* [Stored items]:
•••••

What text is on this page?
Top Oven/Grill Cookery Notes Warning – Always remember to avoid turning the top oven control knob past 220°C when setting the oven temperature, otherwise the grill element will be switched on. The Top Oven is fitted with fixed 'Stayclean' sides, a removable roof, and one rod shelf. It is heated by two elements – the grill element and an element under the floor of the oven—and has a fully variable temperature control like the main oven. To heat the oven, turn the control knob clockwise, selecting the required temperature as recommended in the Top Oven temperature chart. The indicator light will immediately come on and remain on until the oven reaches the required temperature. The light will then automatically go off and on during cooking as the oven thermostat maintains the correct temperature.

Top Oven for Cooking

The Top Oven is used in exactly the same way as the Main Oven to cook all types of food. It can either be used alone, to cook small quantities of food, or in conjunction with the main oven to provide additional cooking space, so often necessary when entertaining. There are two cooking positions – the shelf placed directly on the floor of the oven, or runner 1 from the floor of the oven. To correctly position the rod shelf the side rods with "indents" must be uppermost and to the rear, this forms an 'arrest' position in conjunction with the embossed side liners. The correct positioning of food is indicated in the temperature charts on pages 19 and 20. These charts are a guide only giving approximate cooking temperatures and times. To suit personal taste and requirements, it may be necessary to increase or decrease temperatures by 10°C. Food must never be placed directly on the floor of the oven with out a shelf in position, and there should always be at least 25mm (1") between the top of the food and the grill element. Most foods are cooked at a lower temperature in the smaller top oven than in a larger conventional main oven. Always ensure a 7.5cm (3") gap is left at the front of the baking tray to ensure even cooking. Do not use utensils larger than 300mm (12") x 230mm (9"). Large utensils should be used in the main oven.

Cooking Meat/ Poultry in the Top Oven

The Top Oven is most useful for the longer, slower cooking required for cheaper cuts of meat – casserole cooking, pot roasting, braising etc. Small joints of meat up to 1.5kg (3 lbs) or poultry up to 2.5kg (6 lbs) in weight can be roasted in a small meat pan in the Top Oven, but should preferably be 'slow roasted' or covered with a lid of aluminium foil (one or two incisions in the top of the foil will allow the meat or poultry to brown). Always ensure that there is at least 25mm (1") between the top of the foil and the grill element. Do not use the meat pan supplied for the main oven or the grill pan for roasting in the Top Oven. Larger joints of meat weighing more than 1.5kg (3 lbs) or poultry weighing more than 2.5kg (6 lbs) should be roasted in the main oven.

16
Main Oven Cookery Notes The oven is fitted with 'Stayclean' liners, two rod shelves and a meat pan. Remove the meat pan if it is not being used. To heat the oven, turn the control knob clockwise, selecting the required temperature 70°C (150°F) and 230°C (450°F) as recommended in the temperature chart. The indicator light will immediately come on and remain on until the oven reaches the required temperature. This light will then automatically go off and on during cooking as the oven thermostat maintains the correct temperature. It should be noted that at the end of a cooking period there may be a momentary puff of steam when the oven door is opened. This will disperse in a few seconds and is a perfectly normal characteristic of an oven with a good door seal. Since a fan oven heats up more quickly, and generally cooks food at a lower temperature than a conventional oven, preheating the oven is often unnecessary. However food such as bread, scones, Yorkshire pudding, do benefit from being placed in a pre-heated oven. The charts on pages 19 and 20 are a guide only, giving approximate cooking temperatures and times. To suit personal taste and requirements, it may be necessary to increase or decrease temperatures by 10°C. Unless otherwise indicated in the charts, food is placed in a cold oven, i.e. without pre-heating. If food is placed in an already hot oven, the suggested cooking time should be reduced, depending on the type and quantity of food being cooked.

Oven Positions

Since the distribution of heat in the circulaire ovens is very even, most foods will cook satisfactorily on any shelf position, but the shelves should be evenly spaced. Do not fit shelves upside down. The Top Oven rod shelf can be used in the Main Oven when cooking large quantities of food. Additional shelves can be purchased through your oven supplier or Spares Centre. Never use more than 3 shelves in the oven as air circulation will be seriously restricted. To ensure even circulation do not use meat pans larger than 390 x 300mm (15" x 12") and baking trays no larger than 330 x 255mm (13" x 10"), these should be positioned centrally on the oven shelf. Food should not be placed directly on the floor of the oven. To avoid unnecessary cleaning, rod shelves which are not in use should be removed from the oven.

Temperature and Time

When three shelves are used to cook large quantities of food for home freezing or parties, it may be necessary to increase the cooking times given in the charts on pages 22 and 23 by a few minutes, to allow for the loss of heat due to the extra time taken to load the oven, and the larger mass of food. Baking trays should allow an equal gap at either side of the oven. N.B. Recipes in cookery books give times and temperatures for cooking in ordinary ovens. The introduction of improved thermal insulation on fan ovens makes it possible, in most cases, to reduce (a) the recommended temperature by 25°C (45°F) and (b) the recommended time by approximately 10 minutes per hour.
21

•••••

* [SET PROBLEM]: From the records above, work out how many lines contain the string "least". Give only the number.

* [THE OUTPUT]: 2